CHALLENGES ::
(1) In the statement on the tobacco ruling, reproduce the passage between "The tobacco industry and" and "wins the case.", inclusive, switching "ruling" to "decision" throughout.
(2) According to the statement on the tobacco ruling, how much did a jury order tobacco companies to pay in the Louisiana case last year?

TEXT SECTION ::
------------------------------------------------

The tobacco industry and its allies may view today's ruling as an opportunity to seek a weak settlement of the case. The White House and the Department of Justice should resist such efforts and aggressively pursue the case with the goals of correcting the harm caused by the tobacco industry's wrongful actions and fundamentally changing the industry's harmful practices to protect the health of America's children and families in the future. Today's ruling should not be an excuse to let the tobacco industry off the hook for the wrongful practices that are the basis of this lawsuit, including marketing to children and concealing the health risks and addictiveness of its products. This ruling is not about the merits of the government's case, but about one of the many potential remedies that could be imposed if the government wins the case.
If the government wins the case, the civil racketeering statute grants the trial judge broad authority to fashion a judgment and remedies that fit the defendants' violation of the law. Among other things, the tobacco industry could be required to fund programs to keep kids from starting to smoke and help smokers quit. In a Louisiana case last year, a jury ordered tobacco companies to pay nearly $600 million to fund smoking cessation programs for that state's smokers. Effective, nationwide tobacco prevention and cessation programs would cost tens if not hundreds of billions of dollars.

------------------------------------------------

SUPPLIED INFORMATION ::
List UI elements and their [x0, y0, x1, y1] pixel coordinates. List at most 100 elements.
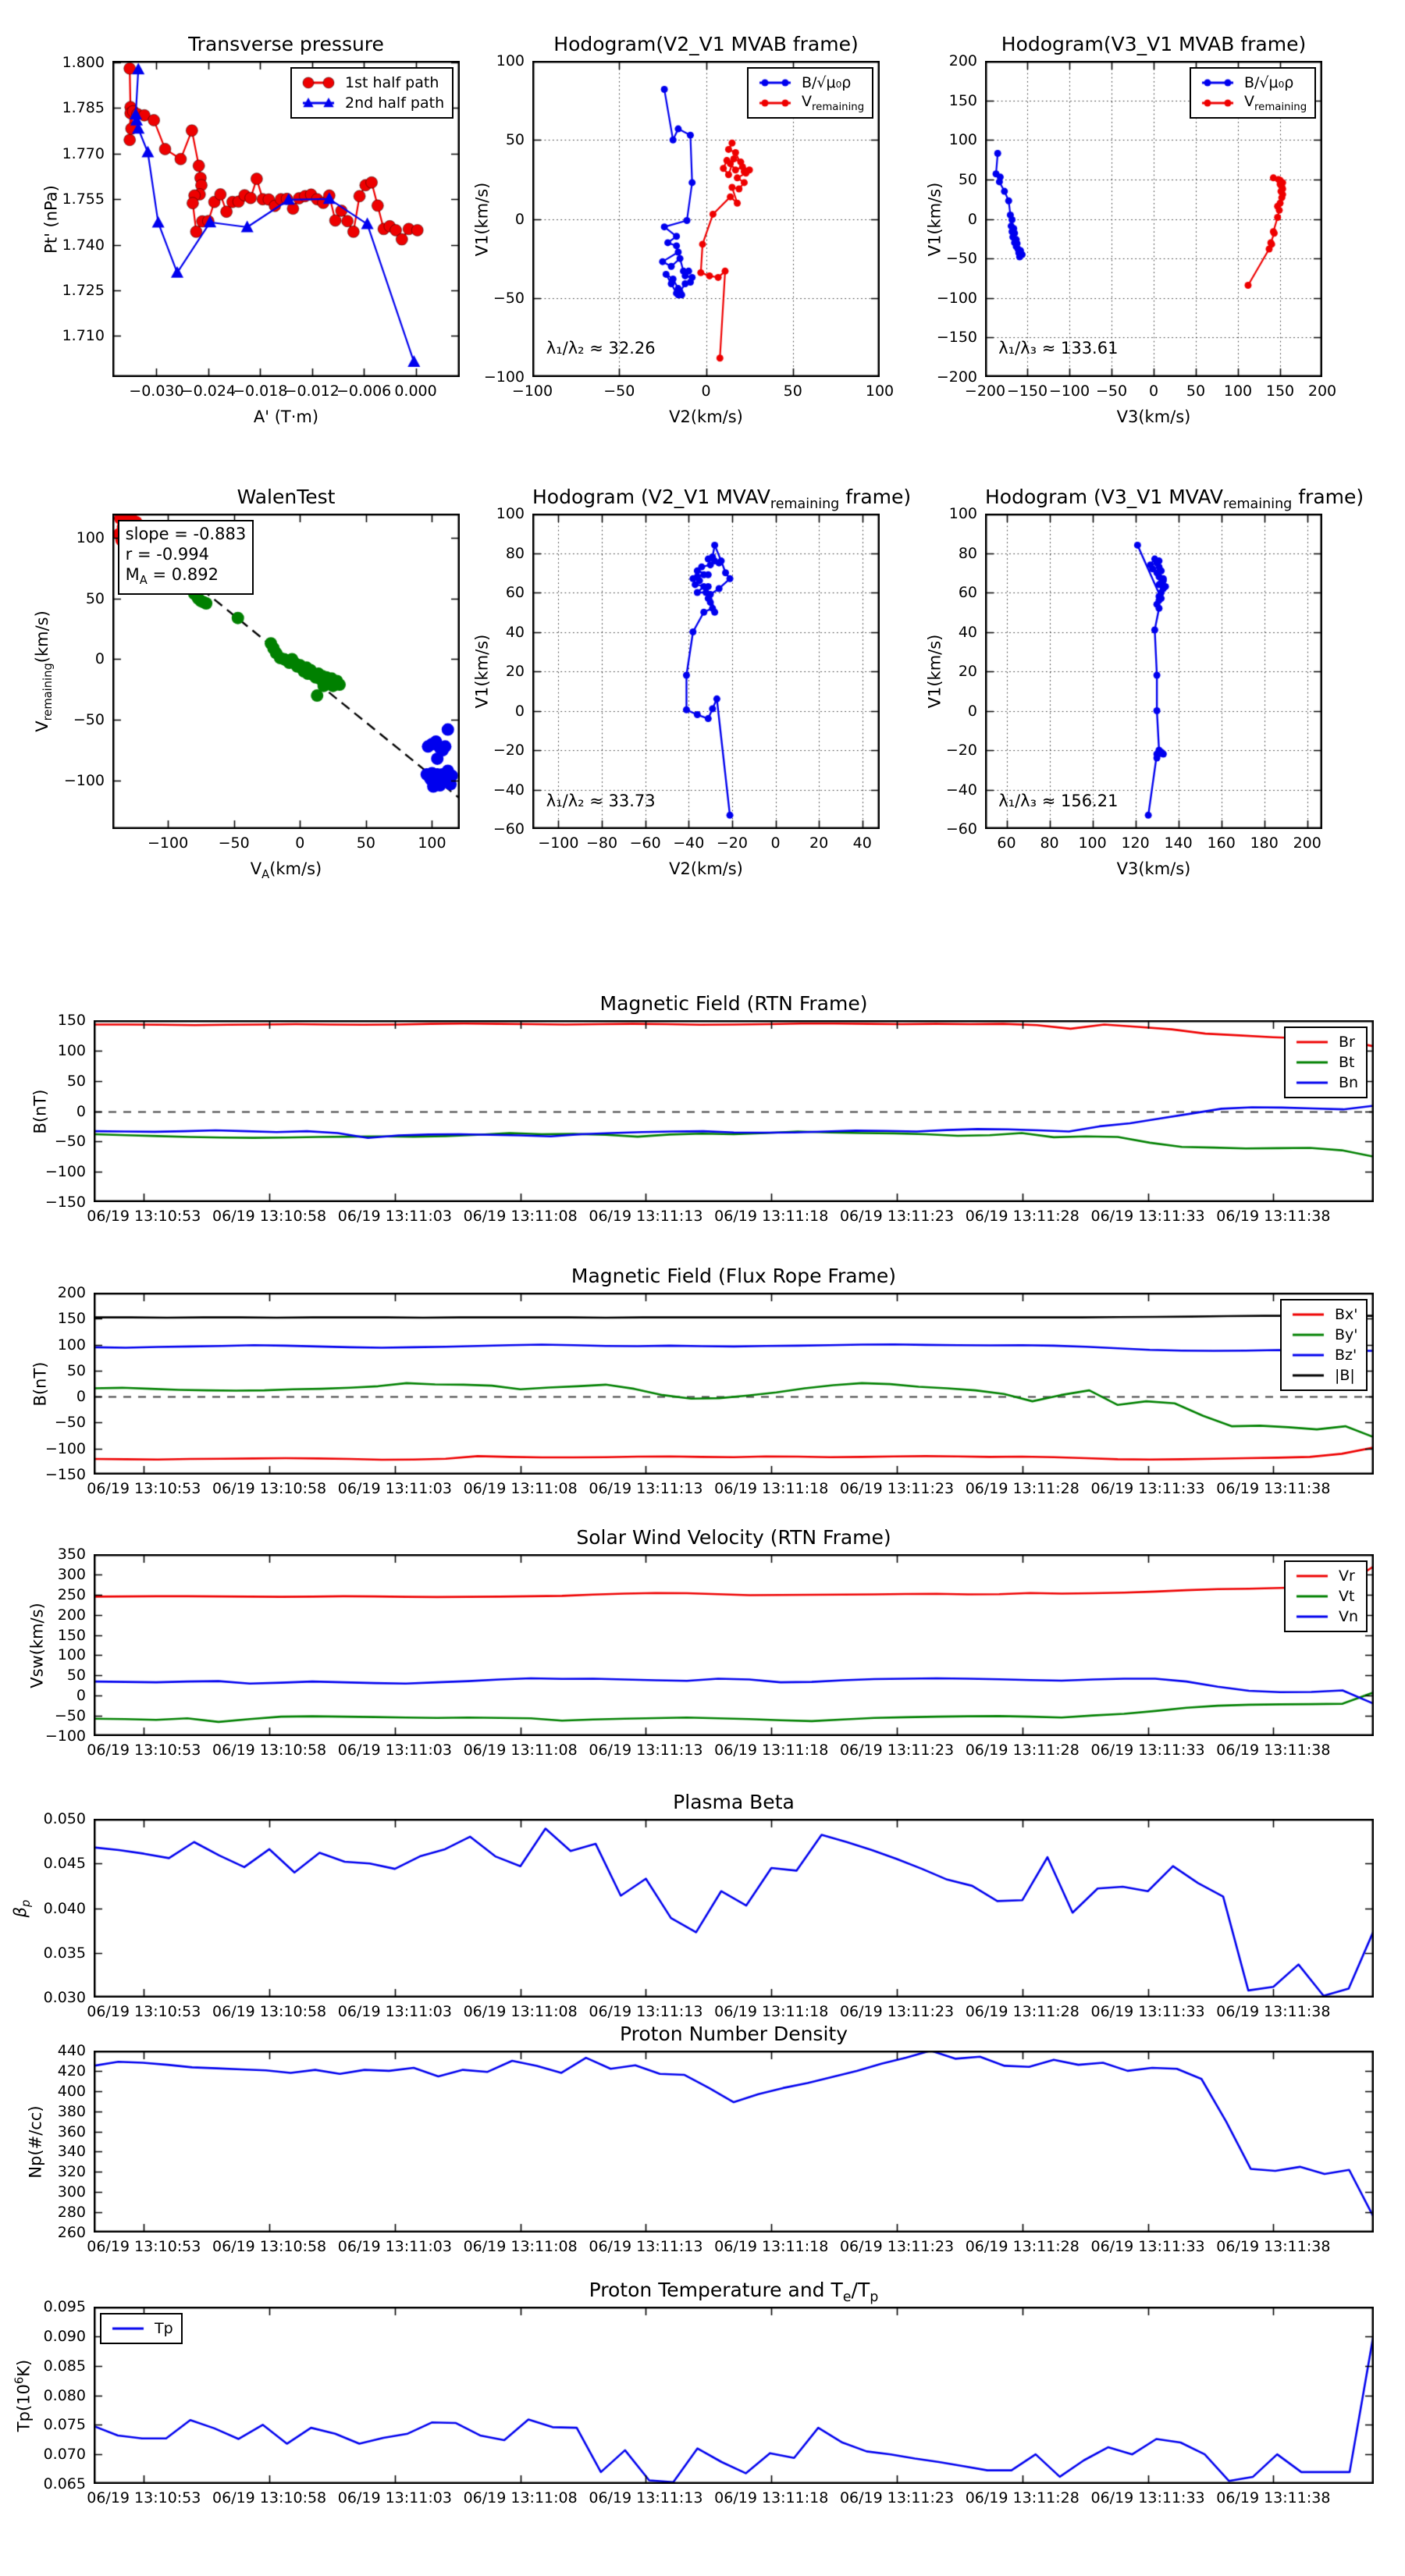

------------------------------------------------

SOLUTIONS TO EACH TASK ::
(1)
The tobacco industry and its allies may view today's decision as an opportunity to seek a weak settlement of the case. The White House and the Department of Justice should resist such efforts and aggressively pursue the case with the goals of correcting the harm caused by the tobacco industry's wrongful actions and fundamentally changing the industry's harmful practices to protect the health of America's children and families in the future. Today's decision should not be an excuse to let the tobacco industry off the hook for the wrongful practices that are the basis of this lawsuit, including marketing to children and concealing the health risks and addictiveness of its products. This decision is not about the merits of the government's case, but about one of the many potential remedies that could be imposed if the government wins the case.

(2) Nearly $600 million, to fund smoking cessation programs for that state's smokers.